--- Begin ---

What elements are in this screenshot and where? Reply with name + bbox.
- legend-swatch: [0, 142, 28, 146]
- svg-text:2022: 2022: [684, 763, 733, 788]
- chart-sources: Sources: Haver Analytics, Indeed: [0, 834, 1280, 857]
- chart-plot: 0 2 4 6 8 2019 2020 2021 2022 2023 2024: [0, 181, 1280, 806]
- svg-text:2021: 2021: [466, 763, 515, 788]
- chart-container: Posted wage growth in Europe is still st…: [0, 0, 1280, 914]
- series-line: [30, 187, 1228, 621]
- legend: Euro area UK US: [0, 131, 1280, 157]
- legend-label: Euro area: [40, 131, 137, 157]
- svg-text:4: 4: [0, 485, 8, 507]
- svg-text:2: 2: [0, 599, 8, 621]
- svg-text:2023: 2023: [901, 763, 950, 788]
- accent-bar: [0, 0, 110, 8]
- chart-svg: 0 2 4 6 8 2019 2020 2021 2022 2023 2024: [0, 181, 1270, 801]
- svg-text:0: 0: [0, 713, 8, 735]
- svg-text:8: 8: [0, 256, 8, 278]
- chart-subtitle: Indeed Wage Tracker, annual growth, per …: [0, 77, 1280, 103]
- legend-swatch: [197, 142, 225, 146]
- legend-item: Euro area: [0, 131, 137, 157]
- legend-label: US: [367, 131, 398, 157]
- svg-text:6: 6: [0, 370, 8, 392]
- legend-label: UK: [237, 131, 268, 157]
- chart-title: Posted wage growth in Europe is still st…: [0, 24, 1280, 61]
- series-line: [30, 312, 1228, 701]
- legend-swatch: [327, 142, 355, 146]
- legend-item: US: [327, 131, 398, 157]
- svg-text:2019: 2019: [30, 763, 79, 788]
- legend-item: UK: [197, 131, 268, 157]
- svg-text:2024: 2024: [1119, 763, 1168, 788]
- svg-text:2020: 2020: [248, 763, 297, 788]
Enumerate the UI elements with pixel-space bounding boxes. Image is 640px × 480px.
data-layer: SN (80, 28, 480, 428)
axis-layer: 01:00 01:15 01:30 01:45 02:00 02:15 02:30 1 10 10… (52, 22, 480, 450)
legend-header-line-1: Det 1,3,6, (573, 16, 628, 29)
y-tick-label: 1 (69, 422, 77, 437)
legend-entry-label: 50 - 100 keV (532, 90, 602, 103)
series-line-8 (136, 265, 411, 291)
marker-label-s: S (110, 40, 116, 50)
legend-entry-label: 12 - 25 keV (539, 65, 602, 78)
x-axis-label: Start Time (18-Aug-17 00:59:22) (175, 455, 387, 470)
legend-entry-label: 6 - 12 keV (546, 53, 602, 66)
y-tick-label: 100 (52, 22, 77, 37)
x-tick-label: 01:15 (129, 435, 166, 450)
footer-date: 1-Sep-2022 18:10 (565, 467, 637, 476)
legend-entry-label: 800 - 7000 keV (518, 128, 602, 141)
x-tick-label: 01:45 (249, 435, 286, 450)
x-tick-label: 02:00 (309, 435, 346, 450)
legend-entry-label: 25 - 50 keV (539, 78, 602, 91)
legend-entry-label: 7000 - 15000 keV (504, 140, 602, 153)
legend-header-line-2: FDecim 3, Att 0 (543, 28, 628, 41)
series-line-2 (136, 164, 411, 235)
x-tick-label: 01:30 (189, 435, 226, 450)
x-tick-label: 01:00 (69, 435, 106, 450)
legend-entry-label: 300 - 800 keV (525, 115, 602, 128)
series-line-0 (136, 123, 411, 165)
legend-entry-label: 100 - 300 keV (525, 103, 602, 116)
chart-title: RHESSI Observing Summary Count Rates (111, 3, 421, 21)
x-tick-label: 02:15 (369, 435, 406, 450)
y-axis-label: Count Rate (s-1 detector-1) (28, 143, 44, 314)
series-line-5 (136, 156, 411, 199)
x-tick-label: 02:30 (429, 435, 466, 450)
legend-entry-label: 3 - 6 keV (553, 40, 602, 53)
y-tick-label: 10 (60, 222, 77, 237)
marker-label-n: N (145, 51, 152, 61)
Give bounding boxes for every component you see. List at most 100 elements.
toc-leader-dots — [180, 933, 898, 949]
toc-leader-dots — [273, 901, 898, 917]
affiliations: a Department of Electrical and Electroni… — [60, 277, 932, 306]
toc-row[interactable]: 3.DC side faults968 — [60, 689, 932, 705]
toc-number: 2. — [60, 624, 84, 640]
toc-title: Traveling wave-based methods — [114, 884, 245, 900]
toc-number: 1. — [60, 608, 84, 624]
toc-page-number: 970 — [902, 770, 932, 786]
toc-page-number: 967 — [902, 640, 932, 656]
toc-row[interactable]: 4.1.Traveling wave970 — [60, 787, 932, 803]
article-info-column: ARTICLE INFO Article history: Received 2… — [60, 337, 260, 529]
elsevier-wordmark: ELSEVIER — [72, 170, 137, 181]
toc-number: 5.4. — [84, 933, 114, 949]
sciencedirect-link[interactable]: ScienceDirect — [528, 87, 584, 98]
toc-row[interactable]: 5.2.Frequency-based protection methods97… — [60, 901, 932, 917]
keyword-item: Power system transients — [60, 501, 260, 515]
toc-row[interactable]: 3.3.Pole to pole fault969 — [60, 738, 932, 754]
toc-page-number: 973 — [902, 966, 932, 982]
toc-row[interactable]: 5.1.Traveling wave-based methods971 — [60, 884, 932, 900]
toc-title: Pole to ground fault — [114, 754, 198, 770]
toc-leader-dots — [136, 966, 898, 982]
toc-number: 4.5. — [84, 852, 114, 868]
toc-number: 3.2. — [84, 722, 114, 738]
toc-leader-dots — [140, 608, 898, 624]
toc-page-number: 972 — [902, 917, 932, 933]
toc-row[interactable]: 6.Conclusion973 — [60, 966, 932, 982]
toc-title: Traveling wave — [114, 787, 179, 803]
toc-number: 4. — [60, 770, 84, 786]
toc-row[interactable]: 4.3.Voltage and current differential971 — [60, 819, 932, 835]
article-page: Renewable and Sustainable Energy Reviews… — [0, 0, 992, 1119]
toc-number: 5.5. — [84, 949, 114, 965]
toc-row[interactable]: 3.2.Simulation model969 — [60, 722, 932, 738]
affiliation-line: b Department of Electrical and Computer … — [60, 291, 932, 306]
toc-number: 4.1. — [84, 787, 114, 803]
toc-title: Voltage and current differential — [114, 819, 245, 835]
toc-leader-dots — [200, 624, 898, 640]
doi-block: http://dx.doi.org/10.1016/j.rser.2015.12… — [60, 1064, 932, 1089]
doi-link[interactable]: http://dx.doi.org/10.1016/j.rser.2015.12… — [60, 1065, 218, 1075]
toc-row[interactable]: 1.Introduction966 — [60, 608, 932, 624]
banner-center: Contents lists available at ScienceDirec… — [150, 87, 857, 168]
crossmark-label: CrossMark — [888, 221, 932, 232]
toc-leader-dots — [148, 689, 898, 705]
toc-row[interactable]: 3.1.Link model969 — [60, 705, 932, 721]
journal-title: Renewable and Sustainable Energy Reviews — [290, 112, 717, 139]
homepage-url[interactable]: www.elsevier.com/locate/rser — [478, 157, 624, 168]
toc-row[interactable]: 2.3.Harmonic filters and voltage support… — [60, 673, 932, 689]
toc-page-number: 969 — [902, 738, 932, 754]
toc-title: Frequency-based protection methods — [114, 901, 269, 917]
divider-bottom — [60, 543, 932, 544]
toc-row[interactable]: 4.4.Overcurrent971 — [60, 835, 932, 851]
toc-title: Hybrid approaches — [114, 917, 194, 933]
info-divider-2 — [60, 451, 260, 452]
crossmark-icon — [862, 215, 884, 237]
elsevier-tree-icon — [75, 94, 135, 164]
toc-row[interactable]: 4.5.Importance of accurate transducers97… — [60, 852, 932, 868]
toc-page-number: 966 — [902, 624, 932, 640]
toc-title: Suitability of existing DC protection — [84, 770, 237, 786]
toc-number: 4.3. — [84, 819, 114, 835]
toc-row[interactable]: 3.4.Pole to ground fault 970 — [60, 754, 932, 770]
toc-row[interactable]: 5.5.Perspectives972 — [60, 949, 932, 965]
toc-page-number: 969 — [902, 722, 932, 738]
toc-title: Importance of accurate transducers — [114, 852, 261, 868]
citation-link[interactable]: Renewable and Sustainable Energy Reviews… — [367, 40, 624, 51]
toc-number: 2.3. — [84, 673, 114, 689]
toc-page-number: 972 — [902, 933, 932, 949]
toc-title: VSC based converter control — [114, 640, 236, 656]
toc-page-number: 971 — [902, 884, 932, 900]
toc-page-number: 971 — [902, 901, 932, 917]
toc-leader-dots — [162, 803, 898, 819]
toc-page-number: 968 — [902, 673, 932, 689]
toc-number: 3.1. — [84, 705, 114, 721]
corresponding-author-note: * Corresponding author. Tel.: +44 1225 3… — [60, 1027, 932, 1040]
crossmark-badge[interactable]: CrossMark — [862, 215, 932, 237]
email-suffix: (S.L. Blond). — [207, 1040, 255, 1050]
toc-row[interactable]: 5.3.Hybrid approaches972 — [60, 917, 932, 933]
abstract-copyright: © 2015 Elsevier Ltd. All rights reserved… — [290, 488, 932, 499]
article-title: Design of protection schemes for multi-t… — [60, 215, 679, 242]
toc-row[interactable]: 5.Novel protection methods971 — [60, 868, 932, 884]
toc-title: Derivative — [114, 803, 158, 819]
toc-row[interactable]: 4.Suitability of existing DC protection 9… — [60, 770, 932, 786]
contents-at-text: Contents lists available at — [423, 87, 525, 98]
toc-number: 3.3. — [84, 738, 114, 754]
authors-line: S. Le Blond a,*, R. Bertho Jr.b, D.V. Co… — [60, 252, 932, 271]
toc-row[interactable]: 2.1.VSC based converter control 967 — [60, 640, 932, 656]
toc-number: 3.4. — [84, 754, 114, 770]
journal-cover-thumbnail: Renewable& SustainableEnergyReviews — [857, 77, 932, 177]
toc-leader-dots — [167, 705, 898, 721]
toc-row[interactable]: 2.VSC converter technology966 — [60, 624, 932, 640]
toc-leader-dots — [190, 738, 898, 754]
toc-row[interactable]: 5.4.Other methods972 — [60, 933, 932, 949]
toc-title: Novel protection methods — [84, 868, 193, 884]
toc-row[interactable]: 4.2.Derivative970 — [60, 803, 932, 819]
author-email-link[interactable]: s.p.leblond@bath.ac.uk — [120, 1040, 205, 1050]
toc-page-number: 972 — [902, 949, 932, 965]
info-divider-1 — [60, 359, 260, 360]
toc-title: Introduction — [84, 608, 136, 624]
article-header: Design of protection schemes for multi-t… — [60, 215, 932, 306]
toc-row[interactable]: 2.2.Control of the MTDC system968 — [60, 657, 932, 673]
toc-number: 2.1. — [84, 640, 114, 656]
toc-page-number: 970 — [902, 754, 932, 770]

--- End ---

WHAT TO WORK ON
Copy everything from the start of the rows above down to the line containing "- chart-sources: Sources: Haver", with both ends included.

ANSWER TO THIS PROBLEM
What elements are in this screenshot and where? Reply with name + bbox.
- legend-swatch: [0, 142, 28, 146]
- svg-text:2022: 2022: [684, 763, 733, 788]
- chart-sources: Sources: Haver Analytics, Indeed: [0, 834, 1280, 857]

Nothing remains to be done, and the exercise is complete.